— Start of EXERCISE INPUT —

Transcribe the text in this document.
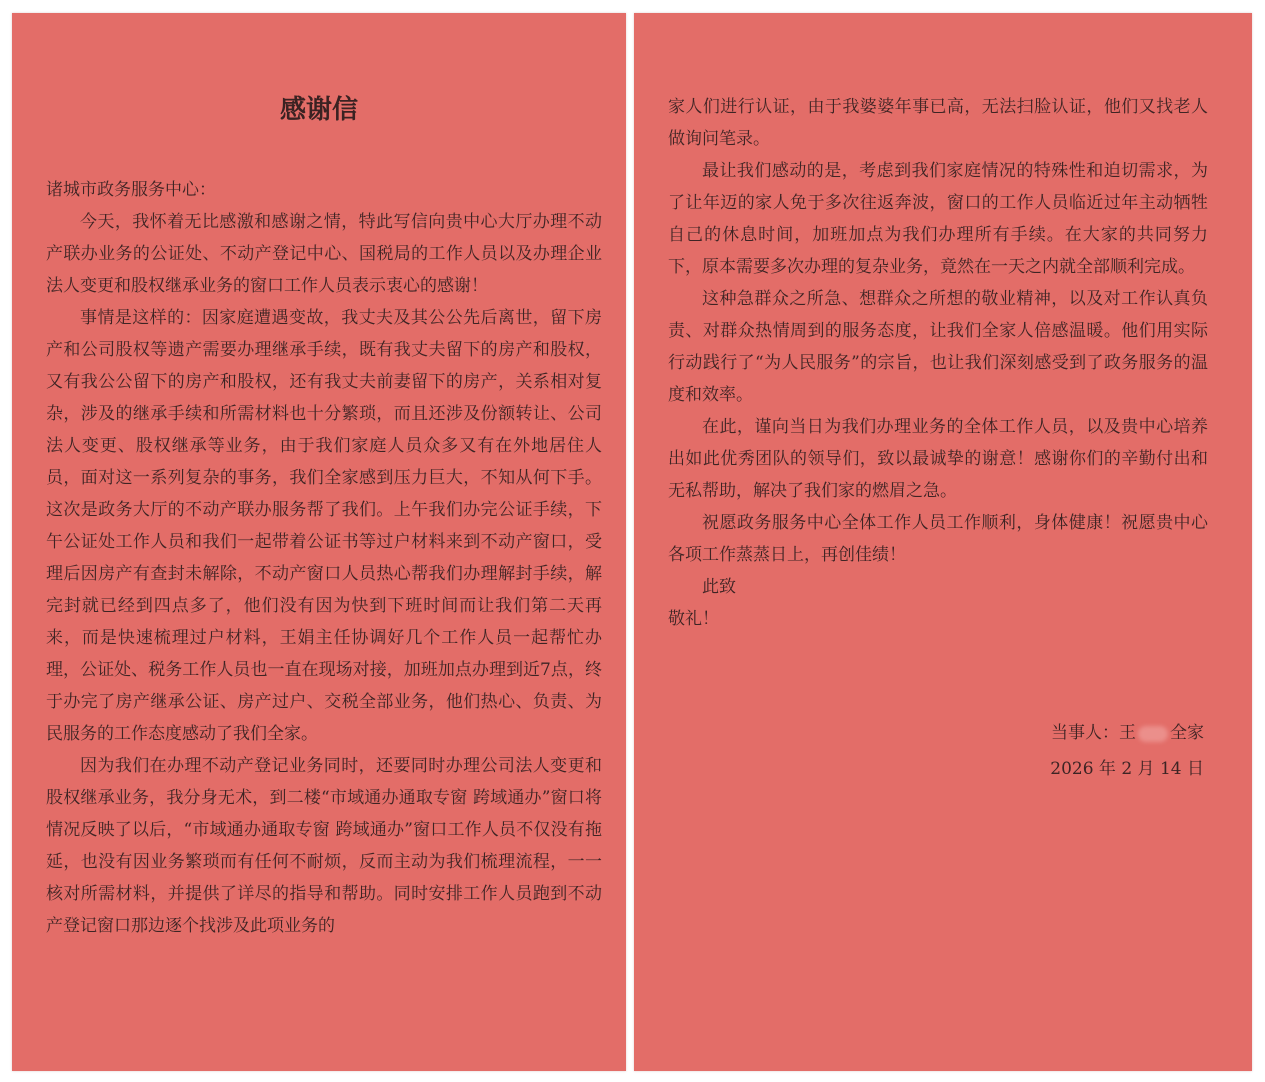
感谢信

诸城市政务服务中心：

今天，我怀着无比感激和感谢之情，特此写信向贵中心大厅办理不动产联办业务的公证处、不动产登记中心、国税局的工作人员以及办理企业法人变更和股权继承业务的窗口工作人员表示衷心的感谢！

事情是这样的：因家庭遭遇变故，我丈夫及其公公先后离世，留下房产和公司股权等遗产需要办理继承手续，既有我丈夫留下的房产和股权，又有我公公留下的房产和股权，还有我丈夫前妻留下的房产，关系相对复杂，涉及的继承手续和所需材料也十分繁琐，而且还涉及份额转让、公司法人变更、股权继承等业务，由于我们家庭人员众多又有在外地居住人员，面对这一系列复杂的事务，我们全家感到压力巨大，不知从何下手。这次是政务大厅的不动产联办服务帮了我们。上午我们办完公证手续，下午公证处工作人员和我们一起带着公证书等过户材料来到不动产窗口，受理后因房产有查封未解除，不动产窗口人员热心帮我们办理解封手续，解完封就已经到四点多了，他们没有因为快到下班时间而让我们第二天再来，而是快速梳理过户材料，王娟主任协调好几个工作人员一起帮忙办理，公证处、税务工作人员也一直在现场对接，加班加点办理到近7点，终于办完了房产继承公证、房产过户、交税全部业务，他们热心、负责、为民服务的工作态度感动了我们全家。

因为我们在办理不动产登记业务同时，还要同时办理公司法人变更和股权继承业务，我分身无术，到二楼“市域通办通取专窗 跨域通办”窗口将情况反映了以后，“市域通办通取专窗 跨域通办”窗口工作人员不仅没有拖延，也没有因业务繁琐而有任何不耐烦，反而主动为我们梳理流程，一一核对所需材料，并提供了详尽的指导和帮助。同时安排工作人员跑到不动产登记窗口那边逐个找涉及此项业务的

家人们进行认证，由于我婆婆年事已高，无法扫脸认证，他们又找老人做询问笔录。

最让我们感动的是，考虑到我们家庭情况的特殊性和迫切需求，为了让年迈的家人免于多次往返奔波，窗口的工作人员临近过年主动牺牲自己的休息时间，加班加点为我们办理所有手续。在大家的共同努力下，原本需要多次办理的复杂业务，竟然在一天之内就全部顺利完成。

这种急群众之所急、想群众之所想的敬业精神，以及对工作认真负责、对群众热情周到的服务态度，让我们全家人倍感温暖。他们用实际行动践行了“为人民服务”的宗旨，也让我们深刻感受到了政务服务的温度和效率。

在此，谨向当日为我们办理业务的全体工作人员，以及贵中心培养出如此优秀团队的领导们，致以最诚挚的谢意！感谢你们的辛勤付出和无私帮助，解决了我们家的燃眉之急。

祝愿政务服务中心全体工作人员工作顺利，身体健康！祝愿贵中心各项工作蒸蒸日上，再创佳绩！

此致

敬礼！

当事人：王 全家

2026 年 2 月 14 日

— End of EXERCISE INPUT —

▶ _PROMPT_
Give every record back exactly as it reads, with no images.

▶ _TASK ANSWER_
Transcribe the text in this document.
感谢信

诸城市政务服务中心：

今天，我怀着无比感激和感谢之情，特此写信向贵中心大厅办理不动产联办业务的公证处、不动产登记中心、国税局的工作人员以及办理企业法人变更和股权继承业务的窗口工作人员表示衷心的感谢！

事情是这样的：因家庭遭遇变故，我丈夫及其公公先后离世，留下房产和公司股权等遗产需要办理继承手续，既有我丈夫留下的房产和股权，又有我公公留下的房产和股权，还有我丈夫前妻留下的房产，关系相对复杂，涉及的继承手续和所需材料也十分繁琐，而且还涉及份额转让、公司法人变更、股权继承等业务，由于我们家庭人员众多又有在外地居住人员，面对这一系列复杂的事务，我们全家感到压力巨大，不知从何下手。这次是政务大厅的不动产联办服务帮了我们。上午我们办完公证手续，下午公证处工作人员和我们一起带着公证书等过户材料来到不动产窗口，受理后因房产有查封未解除，不动产窗口人员热心帮我们办理解封手续，解完封就已经到四点多了，他们没有因为快到下班时间而让我们第二天再来，而是快速梳理过户材料，王娟主任协调好几个工作人员一起帮忙办理，公证处、税务工作人员也一直在现场对接，加班加点办理到近7点，终于办完了房产继承公证、房产过户、交税全部业务，他们热心、负责、为民服务的工作态度感动了我们全家。

因为我们在办理不动产登记业务同时，还要同时办理公司法人变更和股权继承业务，我分身无术，到二楼“市域通办通取专窗 跨域通办”窗口将情况反映了以后，“市域通办通取专窗 跨域通办”窗口工作人员不仅没有拖延，也没有因业务繁琐而有任何不耐烦，反而主动为我们梳理流程，一一核对所需材料，并提供了详尽的指导和帮助。同时安排工作人员跑到不动产登记窗口那边逐个找涉及此项业务的

家人们进行认证，由于我婆婆年事已高，无法扫脸认证，他们又找老人做询问笔录。

最让我们感动的是，考虑到我们家庭情况的特殊性和迫切需求，为了让年迈的家人免于多次往返奔波，窗口的工作人员临近过年主动牺牲自己的休息时间，加班加点为我们办理所有手续。在大家的共同努力下，原本需要多次办理的复杂业务，竟然在一天之内就全部顺利完成。

这种急群众之所急、想群众之所想的敬业精神，以及对工作认真负责、对群众热情周到的服务态度，让我们全家人倍感温暖。他们用实际行动践行了“为人民服务”的宗旨，也让我们深刻感受到了政务服务的温度和效率。

在此，谨向当日为我们办理业务的全体工作人员，以及贵中心培养出如此优秀团队的领导们，致以最诚挚的谢意！感谢你们的辛勤付出和无私帮助，解决了我们家的燃眉之急。

祝愿政务服务中心全体工作人员工作顺利，身体健康！祝愿贵中心各项工作蒸蒸日上，再创佳绩！

此致

敬礼！

当事人：王 全家

2026 年 2 月 14 日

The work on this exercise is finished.